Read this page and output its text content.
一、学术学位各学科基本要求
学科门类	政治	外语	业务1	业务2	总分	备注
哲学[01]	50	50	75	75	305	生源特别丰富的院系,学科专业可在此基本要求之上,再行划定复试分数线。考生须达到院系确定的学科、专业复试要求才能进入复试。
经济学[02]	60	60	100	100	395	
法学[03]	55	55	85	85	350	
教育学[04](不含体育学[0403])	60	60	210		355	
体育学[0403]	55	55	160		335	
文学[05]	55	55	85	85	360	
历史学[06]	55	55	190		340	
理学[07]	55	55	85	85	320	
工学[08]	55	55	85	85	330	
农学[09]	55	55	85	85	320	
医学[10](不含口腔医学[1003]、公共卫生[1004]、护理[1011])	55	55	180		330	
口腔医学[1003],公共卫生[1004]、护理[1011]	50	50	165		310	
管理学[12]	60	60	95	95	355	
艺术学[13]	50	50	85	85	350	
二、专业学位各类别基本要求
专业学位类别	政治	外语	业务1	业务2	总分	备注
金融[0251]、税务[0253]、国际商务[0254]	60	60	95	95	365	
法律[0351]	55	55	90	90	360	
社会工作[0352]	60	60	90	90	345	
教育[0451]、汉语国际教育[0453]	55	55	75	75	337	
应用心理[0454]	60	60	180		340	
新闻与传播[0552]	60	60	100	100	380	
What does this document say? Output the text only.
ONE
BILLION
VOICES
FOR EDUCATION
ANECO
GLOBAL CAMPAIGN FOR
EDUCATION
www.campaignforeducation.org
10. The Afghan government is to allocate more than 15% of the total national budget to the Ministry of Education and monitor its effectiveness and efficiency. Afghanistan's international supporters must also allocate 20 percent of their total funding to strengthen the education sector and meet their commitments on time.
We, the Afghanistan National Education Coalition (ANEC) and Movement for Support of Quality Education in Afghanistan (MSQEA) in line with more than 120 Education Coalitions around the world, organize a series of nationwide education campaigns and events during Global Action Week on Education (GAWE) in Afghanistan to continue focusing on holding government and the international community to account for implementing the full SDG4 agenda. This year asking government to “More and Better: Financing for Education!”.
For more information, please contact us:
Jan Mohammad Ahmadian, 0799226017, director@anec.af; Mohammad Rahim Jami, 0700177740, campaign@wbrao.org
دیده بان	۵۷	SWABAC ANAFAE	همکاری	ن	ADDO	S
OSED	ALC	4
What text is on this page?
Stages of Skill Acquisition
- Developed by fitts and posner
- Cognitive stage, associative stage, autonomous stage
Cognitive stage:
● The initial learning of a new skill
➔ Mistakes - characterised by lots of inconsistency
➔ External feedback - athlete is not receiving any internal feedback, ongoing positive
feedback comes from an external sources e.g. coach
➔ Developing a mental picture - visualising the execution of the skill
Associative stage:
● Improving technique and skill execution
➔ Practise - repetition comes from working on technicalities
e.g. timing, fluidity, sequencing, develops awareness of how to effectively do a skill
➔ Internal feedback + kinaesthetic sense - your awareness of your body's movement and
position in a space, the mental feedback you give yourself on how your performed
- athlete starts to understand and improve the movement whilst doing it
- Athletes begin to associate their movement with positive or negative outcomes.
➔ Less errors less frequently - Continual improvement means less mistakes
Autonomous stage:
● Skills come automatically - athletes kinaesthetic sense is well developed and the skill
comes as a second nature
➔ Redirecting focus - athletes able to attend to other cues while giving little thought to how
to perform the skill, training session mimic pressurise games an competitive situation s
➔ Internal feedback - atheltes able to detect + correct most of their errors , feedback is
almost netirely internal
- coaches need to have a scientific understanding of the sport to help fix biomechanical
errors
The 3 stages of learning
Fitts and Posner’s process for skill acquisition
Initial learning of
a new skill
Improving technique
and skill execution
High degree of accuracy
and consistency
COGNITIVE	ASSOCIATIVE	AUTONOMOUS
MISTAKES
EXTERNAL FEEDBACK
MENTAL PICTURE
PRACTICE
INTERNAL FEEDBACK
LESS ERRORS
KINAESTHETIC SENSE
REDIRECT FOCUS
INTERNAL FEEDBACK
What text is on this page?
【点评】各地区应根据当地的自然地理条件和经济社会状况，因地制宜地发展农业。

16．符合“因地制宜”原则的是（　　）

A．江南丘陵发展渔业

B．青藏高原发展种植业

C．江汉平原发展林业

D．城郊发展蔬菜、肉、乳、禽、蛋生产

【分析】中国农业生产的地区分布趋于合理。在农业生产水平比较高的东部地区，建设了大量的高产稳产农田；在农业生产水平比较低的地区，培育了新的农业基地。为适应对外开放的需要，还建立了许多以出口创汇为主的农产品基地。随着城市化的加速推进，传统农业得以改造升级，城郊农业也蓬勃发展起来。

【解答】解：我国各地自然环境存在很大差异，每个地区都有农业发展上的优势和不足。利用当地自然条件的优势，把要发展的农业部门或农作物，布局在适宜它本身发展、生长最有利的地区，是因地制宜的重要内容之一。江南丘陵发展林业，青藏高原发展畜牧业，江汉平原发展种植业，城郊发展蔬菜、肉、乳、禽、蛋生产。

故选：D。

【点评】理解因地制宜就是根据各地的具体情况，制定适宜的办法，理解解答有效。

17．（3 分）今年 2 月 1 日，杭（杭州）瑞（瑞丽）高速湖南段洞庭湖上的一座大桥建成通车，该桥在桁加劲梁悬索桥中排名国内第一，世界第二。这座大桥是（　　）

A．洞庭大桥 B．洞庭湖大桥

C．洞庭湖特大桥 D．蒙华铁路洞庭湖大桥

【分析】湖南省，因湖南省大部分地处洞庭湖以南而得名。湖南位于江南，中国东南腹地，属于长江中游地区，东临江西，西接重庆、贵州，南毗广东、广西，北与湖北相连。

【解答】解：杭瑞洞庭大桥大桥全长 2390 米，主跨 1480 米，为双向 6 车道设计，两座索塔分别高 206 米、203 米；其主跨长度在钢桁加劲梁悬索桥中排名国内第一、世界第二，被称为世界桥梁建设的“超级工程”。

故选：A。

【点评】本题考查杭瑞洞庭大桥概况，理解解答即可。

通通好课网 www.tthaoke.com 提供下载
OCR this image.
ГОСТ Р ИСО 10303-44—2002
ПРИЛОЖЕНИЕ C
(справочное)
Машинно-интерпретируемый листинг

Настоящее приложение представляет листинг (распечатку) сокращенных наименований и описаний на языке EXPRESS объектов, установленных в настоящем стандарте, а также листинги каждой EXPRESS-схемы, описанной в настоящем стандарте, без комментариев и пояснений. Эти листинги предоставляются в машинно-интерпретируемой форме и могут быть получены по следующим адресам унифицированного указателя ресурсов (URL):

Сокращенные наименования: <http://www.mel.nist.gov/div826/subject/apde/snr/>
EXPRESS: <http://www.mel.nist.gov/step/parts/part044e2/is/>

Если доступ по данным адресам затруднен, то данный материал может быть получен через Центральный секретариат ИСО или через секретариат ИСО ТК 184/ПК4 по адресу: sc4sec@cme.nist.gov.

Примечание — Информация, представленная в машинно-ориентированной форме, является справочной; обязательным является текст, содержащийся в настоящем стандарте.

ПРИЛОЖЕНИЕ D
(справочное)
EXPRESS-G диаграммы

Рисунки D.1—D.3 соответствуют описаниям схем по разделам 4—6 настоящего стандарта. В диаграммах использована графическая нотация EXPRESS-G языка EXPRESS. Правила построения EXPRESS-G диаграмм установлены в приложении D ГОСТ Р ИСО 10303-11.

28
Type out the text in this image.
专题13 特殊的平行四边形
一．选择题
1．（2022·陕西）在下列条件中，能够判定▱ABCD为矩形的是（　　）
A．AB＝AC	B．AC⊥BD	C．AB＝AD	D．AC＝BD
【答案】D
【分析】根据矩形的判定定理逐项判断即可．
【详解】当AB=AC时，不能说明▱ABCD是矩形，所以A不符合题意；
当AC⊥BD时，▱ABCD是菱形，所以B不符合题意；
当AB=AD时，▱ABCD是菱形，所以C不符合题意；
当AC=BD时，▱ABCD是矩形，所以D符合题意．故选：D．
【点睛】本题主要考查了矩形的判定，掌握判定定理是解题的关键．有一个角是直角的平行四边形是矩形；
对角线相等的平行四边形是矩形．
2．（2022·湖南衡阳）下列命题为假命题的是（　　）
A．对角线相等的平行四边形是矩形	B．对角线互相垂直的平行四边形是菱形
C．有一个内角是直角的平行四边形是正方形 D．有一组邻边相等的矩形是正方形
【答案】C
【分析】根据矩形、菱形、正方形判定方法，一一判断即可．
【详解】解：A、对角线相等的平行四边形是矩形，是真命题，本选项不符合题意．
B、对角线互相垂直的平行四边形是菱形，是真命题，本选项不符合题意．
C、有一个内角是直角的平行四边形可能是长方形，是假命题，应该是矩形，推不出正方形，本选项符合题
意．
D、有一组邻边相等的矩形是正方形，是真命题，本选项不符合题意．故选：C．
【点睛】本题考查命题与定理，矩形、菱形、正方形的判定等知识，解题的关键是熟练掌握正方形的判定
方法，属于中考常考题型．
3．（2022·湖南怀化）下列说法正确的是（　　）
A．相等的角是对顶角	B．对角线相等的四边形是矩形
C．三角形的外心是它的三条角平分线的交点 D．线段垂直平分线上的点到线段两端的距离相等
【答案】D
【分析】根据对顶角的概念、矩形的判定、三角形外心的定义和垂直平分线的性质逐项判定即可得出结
....................
## Required task
Only the number is wanted: how many lines of the material above include the word "对角线相等的平行四边形是矩形"?

## The output
3